> _Kutipan Dokumen_:
Langsung ke konten utama

Majene Dan Skenario Besar Menuju Pilkada

Hangat!!! Begitulah respon saya ketika mencoba menelusuri realitas politik yang mulai mengerucut di Majene. Di Kabupaten terkecil yang berpenduduk sekitar seratus lima puluh ribu jiwa di Sulbar inilah, sejumlah politisi-birokrat, atau birokrat-politisi saling berkompetisi menuju kursi empuk nomor wahid, Bupati Majene.
Memang, persoalan Pilkada di Majene terbilang terlalu dini untuk dibicarakan. Apalagi perjalanan pemerintahan hari ini masih harus menempuh sekian banyak program yang belum ditunaikan, entah program untuk rakyat ataupun untuk yang lain.
Akan tetapi, kitapun tentu tidak dapat menutup mata akan setiap modus operandi yang dilakonkan oleh beberapa tokoh yang disinyalir akan menjadi kontestan pilkada nantinya. Yang jelas, di mata rakyat hari ini, terekam sebuah pesan tersirat bahwa setiap kebaikan harus dibalas dengan garansi politik pada pilkada mendatang.

> _Bahan yang Disediakan_:

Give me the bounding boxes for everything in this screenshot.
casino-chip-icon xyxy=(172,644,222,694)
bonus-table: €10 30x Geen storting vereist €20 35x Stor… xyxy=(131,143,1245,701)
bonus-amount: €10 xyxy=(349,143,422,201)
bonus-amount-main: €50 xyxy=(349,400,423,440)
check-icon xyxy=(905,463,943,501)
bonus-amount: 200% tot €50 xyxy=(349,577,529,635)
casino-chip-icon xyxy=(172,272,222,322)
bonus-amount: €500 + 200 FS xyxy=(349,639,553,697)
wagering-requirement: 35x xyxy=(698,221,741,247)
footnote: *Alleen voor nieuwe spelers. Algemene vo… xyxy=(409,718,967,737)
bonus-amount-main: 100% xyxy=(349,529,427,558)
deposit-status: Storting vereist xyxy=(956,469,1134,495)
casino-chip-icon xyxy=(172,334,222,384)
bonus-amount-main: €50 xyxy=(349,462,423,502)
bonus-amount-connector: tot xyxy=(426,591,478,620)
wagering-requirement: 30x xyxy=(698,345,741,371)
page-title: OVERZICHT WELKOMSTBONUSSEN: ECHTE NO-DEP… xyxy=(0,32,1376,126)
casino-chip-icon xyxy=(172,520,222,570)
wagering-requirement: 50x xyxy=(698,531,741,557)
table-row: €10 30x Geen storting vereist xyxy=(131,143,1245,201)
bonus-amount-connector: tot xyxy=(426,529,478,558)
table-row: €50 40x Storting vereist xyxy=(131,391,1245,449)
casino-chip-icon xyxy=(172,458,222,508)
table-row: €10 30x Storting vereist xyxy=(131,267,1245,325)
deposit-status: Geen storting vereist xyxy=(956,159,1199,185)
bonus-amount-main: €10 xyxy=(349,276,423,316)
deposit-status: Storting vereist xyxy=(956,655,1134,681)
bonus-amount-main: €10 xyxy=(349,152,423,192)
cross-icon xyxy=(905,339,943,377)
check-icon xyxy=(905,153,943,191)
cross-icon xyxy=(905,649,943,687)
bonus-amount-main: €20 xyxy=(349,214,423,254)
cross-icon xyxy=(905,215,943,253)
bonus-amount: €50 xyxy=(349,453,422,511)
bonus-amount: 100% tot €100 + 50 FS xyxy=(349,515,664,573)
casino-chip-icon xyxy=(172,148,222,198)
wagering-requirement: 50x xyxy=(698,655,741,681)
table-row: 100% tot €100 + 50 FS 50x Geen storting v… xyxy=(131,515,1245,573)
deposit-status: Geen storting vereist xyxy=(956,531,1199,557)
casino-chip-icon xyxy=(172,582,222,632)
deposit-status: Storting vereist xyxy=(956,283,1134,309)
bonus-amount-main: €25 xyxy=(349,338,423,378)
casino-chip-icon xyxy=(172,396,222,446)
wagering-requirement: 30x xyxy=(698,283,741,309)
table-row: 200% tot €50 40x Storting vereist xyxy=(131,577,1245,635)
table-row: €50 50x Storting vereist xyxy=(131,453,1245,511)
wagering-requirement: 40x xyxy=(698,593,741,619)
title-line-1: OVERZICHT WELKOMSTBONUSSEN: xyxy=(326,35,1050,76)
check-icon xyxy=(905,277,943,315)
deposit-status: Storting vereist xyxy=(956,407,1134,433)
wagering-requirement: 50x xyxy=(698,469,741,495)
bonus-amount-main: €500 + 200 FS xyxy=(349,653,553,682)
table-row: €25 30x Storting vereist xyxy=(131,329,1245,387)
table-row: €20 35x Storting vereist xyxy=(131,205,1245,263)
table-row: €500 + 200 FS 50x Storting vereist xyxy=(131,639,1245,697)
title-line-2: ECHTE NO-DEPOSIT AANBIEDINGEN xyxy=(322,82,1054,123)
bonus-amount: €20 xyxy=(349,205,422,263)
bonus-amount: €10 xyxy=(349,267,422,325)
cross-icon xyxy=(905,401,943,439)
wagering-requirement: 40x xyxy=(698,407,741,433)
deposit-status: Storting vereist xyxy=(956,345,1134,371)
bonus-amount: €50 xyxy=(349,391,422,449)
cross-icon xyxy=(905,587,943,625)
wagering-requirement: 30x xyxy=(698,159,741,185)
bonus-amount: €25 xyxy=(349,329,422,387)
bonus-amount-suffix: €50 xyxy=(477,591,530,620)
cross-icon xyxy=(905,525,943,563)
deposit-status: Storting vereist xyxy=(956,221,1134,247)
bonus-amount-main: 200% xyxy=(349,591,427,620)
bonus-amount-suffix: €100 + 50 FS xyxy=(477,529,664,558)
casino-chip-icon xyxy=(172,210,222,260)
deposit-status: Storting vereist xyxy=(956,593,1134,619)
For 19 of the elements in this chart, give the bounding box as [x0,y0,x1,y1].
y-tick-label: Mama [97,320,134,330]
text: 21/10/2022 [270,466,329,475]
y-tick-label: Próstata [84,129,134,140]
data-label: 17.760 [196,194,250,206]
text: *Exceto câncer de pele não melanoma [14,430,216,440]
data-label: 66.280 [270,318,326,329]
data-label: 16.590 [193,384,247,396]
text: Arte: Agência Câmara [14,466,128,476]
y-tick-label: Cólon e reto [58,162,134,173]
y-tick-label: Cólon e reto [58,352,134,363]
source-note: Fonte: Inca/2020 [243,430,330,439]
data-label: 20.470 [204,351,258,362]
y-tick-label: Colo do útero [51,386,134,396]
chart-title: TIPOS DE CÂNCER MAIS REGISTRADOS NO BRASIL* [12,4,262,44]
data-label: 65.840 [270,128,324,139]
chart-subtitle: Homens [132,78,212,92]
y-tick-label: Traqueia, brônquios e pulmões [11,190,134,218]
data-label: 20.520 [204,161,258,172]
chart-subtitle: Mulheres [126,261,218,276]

> _Daftar Tugas_:
a: Kutip entri-entri itu persis apa adanya, dari baris pertama entri sampai dengan baris yang memuat "footnote: *Alleen voor", kedua ujungnya ikut disertakan.
b: Tolong lanjutkan tulisan tentang Pilkada Majene mulai dari kalimat terakhirnya.
Tulisan tentang Pilkada Majene dan entri-entri ini tidak saling berhubungan.

> _Hasil Jawaban_:
a:
Give me the bounding boxes for everything in this screenshot.
casino-chip-icon xyxy=(172,644,222,694)
bonus-table: €10 30x Geen storting vereist €20 35x Stor… xyxy=(131,143,1245,701)
bonus-amount: €10 xyxy=(349,143,422,201)
bonus-amount-main: €50 xyxy=(349,400,423,440)
check-icon xyxy=(905,463,943,501)
bonus-amount: 200% tot €50 xyxy=(349,577,529,635)
casino-chip-icon xyxy=(172,272,222,322)
bonus-amount: €500 + 200 FS xyxy=(349,639,553,697)
wagering-requirement: 35x xyxy=(698,221,741,247)
footnote: *Alleen voor nieuwe spelers. Algemene vo… xyxy=(409,718,967,737)

b:
Tulisan ini, tentu diharapkan dapat menjadi referensi ke depan dalam menelaah setiap realitas politik yang dapat berubah sesuai dengan kontennya. Sekaligus merupakan warning bagi pemerintahan yang sedang berjalan bahwa 2009 adalah tahun penentu, apakah pemerintahan yang berjalan kali ini dapat dikategorikan berhasil atau tidak.
Beberapa tokoh disinyalir akan maju sebagai kontestan, antara lain; Bupati Majene saat ini, Kalma Katta. Beliau masih dianggap memiliki kans yang cukup besar karena juga didukung oleh partai yang besar, Partai Golkar. Dalam beberapa diskusi dengan sekelompok LSM dan masyarakat, sosok Kalma Katta masih dianggap berada pada rating rata-rata. Artinya, keberadaanya tidak mengecewakan dan tidak pula memuaskan. Beliau masih memiliki peluang yang cukup besar untuk menjadi incumbent.
Akan tetapi, beberapa kalangan menilai bahwa Kepemimpinan Kalma saat ini tidak begitu membanggakan karena diapit oleh tim yang kurang solid dan visioner. Olehnya itu, peluang untuk maju pada periode kedua akan terwujud bila disertai dengan pasangan yang memiliki kompetensi SDM yang memadai, tim yang solid baik secara kuantitas terlebih secara kualitas, serta tegas dalam mengambil kebijakan. Dalam hal ini, tidak mudah diintervensi oleh siapapun, termasuk kaum yang terdekat.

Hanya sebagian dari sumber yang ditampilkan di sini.